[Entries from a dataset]

☆ ☆ ☆ ☆

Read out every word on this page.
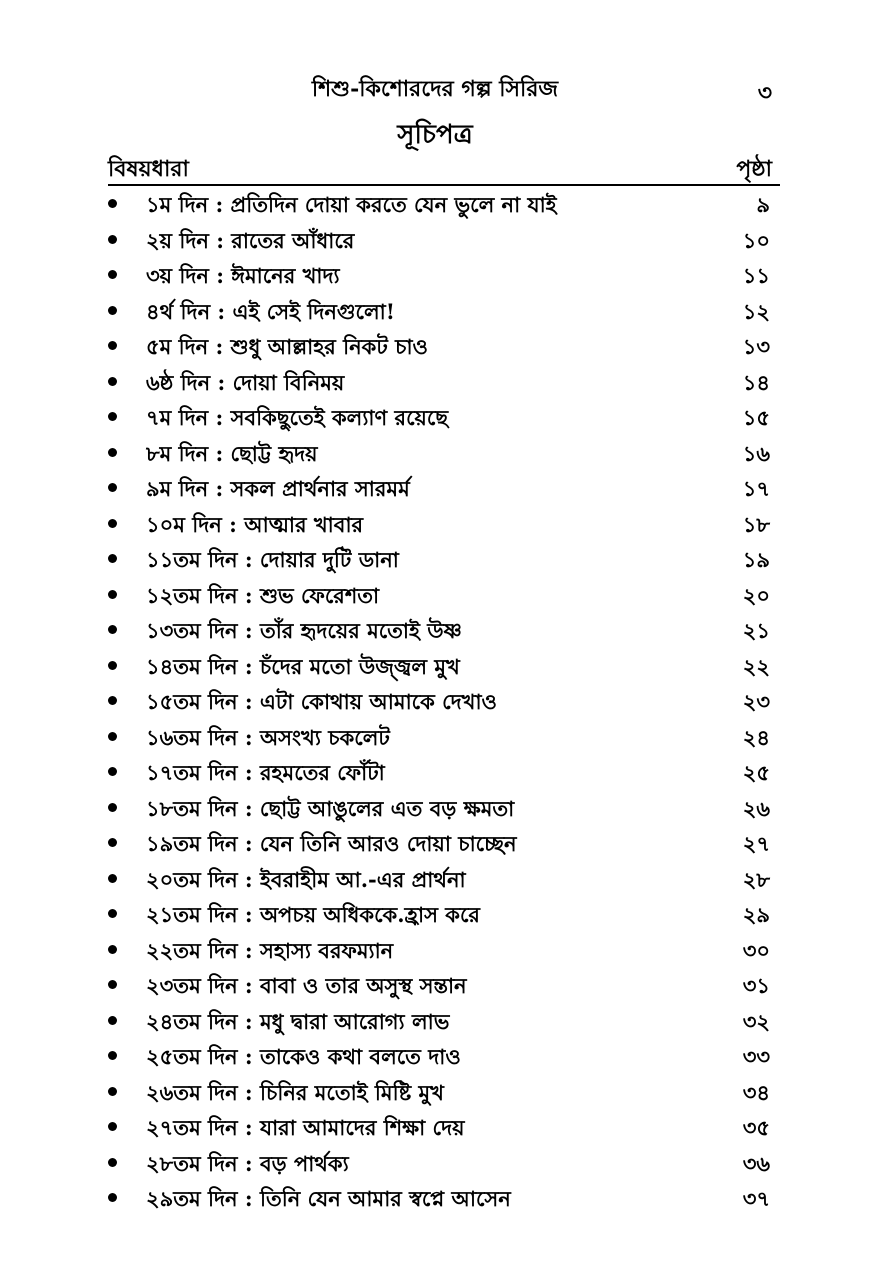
শিশু-কিশোরদের গল্প সিরিজ	৩
সূচিপত্র
বিষয়ধারা	পৃষ্ঠা
১ম দিন : প্রতিদিন দোয়া করতে যেন ভুলে না যাই	৯
২য় দিন : রাতের আঁধারে	১০
৩য় দিন : ঈমানের খাদ্য	১১
৪র্থ দিন : এই সেই দিনগুলো!	১২
৫ম দিন : শুধু আল্লাহর নিকট চাও	১৩
৬ষ্ঠ দিন : দোয়া বিনিময়	১৪
৭ম দিন : সবকিছুতেই কল্যাণ রয়েছে	১৫
৮ম দিন : ছোট্ট হৃদয়	১৬
৯ম দিন : সকল প্রার্থনার সারমর্ম	১৭
১০ম দিন : আত্মার খাবার	১৮
১১তম দিন : দোয়ার দুটি ডানা	১৯
১২তম দিন : শুভ ফেরেশতা	২০
১৩তম দিন : তাঁর হৃদয়ের মতোই উষ্ণ	২১
১৪তম দিন : চঁদের মতো উজ্জ্বল মুখ	২২
১৫তম দিন : এটা কোথায় আমাকে দেখাও	২৩
১৬তম দিন : অসংখ্য চকলেট	২৪
১৭তম দিন : রহমতের ফোঁটা	২৫
১৮তম দিন : ছোট্ট আঙুলের এত বড় ক্ষমতা	২৬
১৯তম দিন : যেন তিনি আরও দোয়া চাচ্ছেন	২৭
২০তম দিন : ইবরাহীম আ.-এর প্রার্থনা	২৮
২১তম দিন : অপচয় অধিককে.হ্রাস করে	২৯
২২তম দিন : সহাস্য বরফম্যান	৩০
২৩তম দিন : বাবা ও তার অসুস্থ সন্তান	৩১
২৪তম দিন : মধু দ্বারা আরোগ্য লাভ	৩২
২৫তম দিন : তাকেও কথা বলতে দাও	৩৩
২৬তম দিন : চিনির মতোই মিষ্টি মুখ	৩৪
২৭তম দিন : যারা আমাদের শিক্ষা দেয়	৩৫
২৮তম দিন : বড় পার্থক্য	৩৬
২৯তম দিন : তিনি যেন আমার স্বপ্নে আসেন	৩৭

☆ ☆ ☆ ☆

_Exercise aim:_
Write out every entry again word for word, without any of the pictures.

_The output:_
Read out every word on this page.
শিশু-কিশোরদের গল্প সিরিজ	৩
সূচিপত্র
বিষয়ধারা	পৃষ্ঠা
১ম দিন : প্রতিদিন দোয়া করতে যেন ভুলে না যাই	৯
২য় দিন : রাতের আঁধারে	১০
৩য় দিন : ঈমানের খাদ্য	১১
৪র্থ দিন : এই সেই দিনগুলো!	১২
৫ম দিন : শুধু আল্লাহর নিকট চাও	১৩
৬ষ্ঠ দিন : দোয়া বিনিময়	১৪
৭ম দিন : সবকিছুতেই কল্যাণ রয়েছে	১৫
৮ম দিন : ছোট্ট হৃদয়	১৬
৯ম দিন : সকল প্রার্থনার সারমর্ম	১৭
১০ম দিন : আত্মার খাবার	১৮
১১তম দিন : দোয়ার দুটি ডানা	১৯
১২তম দিন : শুভ ফেরেশতা	২০
১৩তম দিন : তাঁর হৃদয়ের মতোই উষ্ণ	২১
১৪তম দিন : চঁদের মতো উজ্জ্বল মুখ	২২
১৫তম দিন : এটা কোথায় আমাকে দেখাও	২৩
১৬তম দিন : অসংখ্য চকলেট	২৪
১৭তম দিন : রহমতের ফোঁটা	২৫
১৮তম দিন : ছোট্ট আঙুলের এত বড় ক্ষমতা	২৬
১৯তম দিন : যেন তিনি আরও দোয়া চাচ্ছেন	২৭
২০তম দিন : ইবরাহীম আ.-এর প্রার্থনা	২৮
২১তম দিন : অপচয় অধিককে.হ্রাস করে	২৯
২২তম দিন : সহাস্য বরফম্যান	৩০
২৩তম দিন : বাবা ও তার অসুস্থ সন্তান	৩১
২৪তম দিন : মধু দ্বারা আরোগ্য লাভ	৩২
২৫তম দিন : তাকেও কথা বলতে দাও	৩৩
২৬তম দিন : চিনির মতোই মিষ্টি মুখ	৩৪
২৭তম দিন : যারা আমাদের শিক্ষা দেয়	৩৫
২৮তম দিন : বড় পার্থক্য	৩৬
২৯তম দিন : তিনি যেন আমার স্বপ্নে আসেন	৩৭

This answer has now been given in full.